[Excerpts from a dataset]
——

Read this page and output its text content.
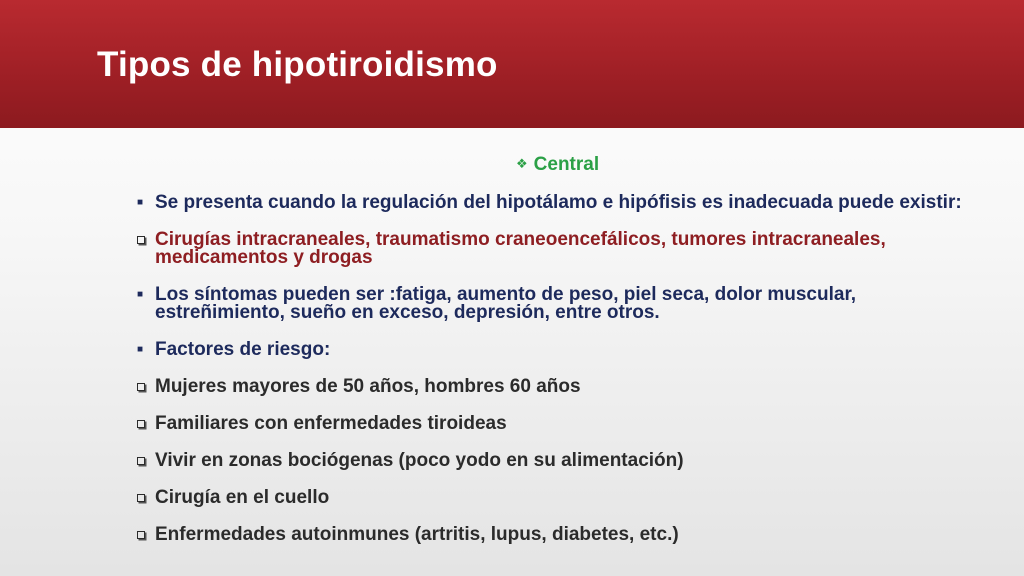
Tipos de hipotiroidismo
❖ Central
■ Se presenta cuando la regulación del hipotálamo e hipófisis es inadecuada puede existir:
Cirugías intracraneales, traumatismo craneoencefálicos, tumores intracraneales,
medicamentos y drogas
■ Los síntomas pueden ser :fatiga, aumento de peso, piel seca, dolor muscular,
estreñimiento, sueño en exceso, depresión, entre otros.
■ Factores de riesgo:
Mujeres mayores de 50 años, hombres 60 años
Familiares con enfermedades tiroideas
Vivir en zonas bociógenas (poco yodo en su alimentación)
Cirugía en el cuello
Enfermedades autoinmunes (artritis, lupus, diabetes, etc.)
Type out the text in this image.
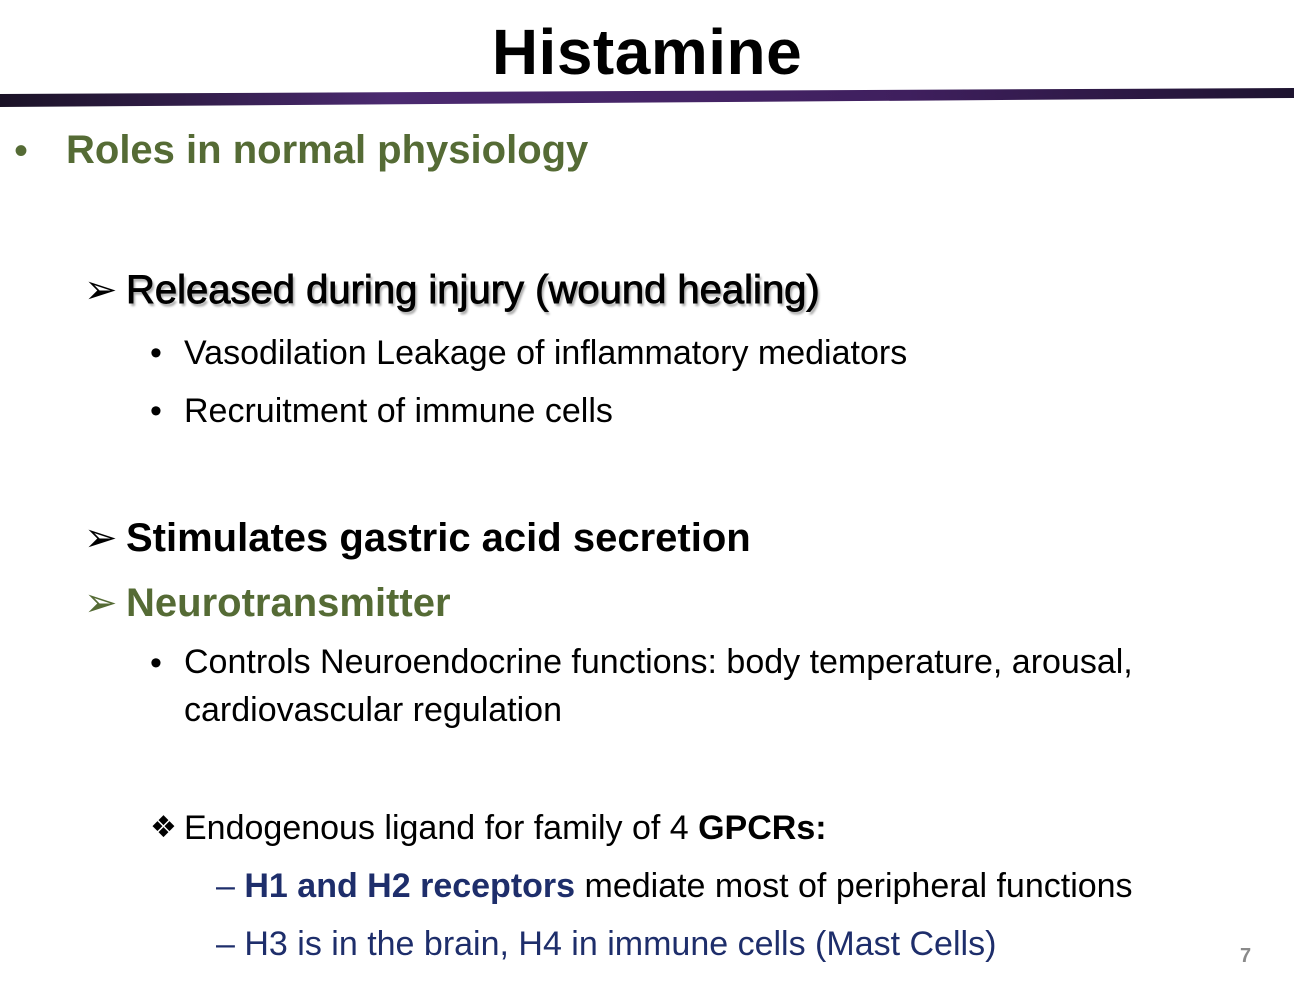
Histamine
• Roles in normal physiology
➢ Released during injury (wound healing)
• Vasodilation Leakage of inflammatory mediators
• Recruitment of immune cells
➢ Stimulates gastric acid secretion
➢ Neurotransmitter
• Controls Neuroendocrine functions: body temperature, arousal, cardiovascular regulation
❖ Endogenous ligand for family of 4 GPCRs:
– H1 and H2 receptors mediate most of peripheral functions
– H3 is in the brain, H4 in immune cells (Mast Cells)	7
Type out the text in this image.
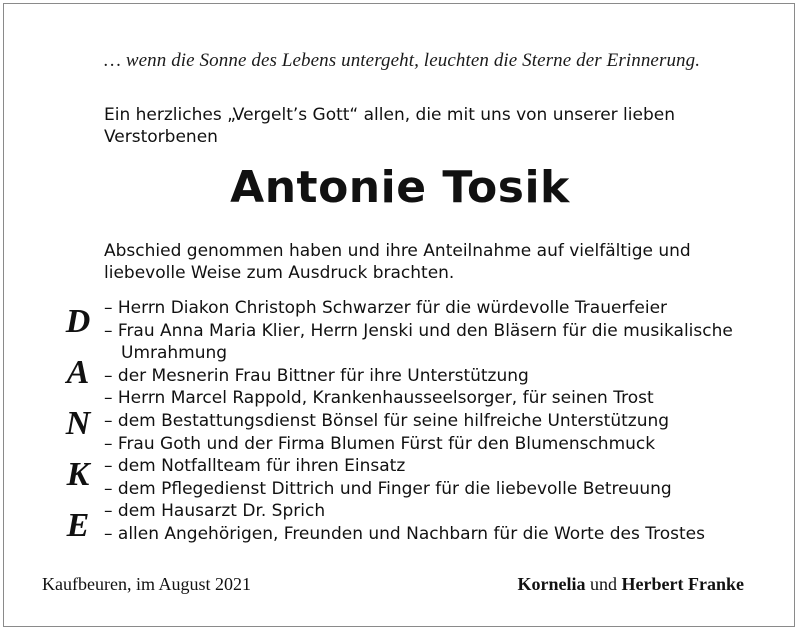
… wenn die Sonne des Lebens untergeht, leuchten die Sterne der Erinnerung.
Ein herzliches „Vergelt’s Gott“ allen, die mit uns von unserer lieben Verstorbenen
Antonie Tosik
Abschied genommen haben und ihre Anteilnahme auf vielfältige und liebevolle Weise zum Ausdruck brachten.
D
A
N
K
E
– Herrn Diakon Christoph Schwarzer für die würdevolle Trauerfeier
– Frau Anna Maria Klier, Herrn Jenski und den Bläsern für die musikalische Umrahmung
– der Mesnerin Frau Bittner für ihre Unterstützung
– Herrn Marcel Rappold, Krankenhausseelsorger, für seinen Trost
– dem Bestattungsdienst Bönsel für seine hilfreiche Unterstützung
– Frau Goth und der Firma Blumen Fürst für den Blumenschmuck
– dem Notfallteam für ihren Einsatz
– dem Pflegedienst Dittrich und Finger für die liebevolle Betreuung
– dem Hausarzt Dr. Sprich
– allen Angehörigen, Freunden und Nachbarn für die Worte des Trostes
Kaufbeuren, im August 2021	Kornelia und Herbert Franke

——

What needs to be done: Every line above that includes the string "cells" needs to be copied.

The answer:
• Recruitment of immune cells
– H3 is in the brain, H4 in immune cells (Mast Cells)	7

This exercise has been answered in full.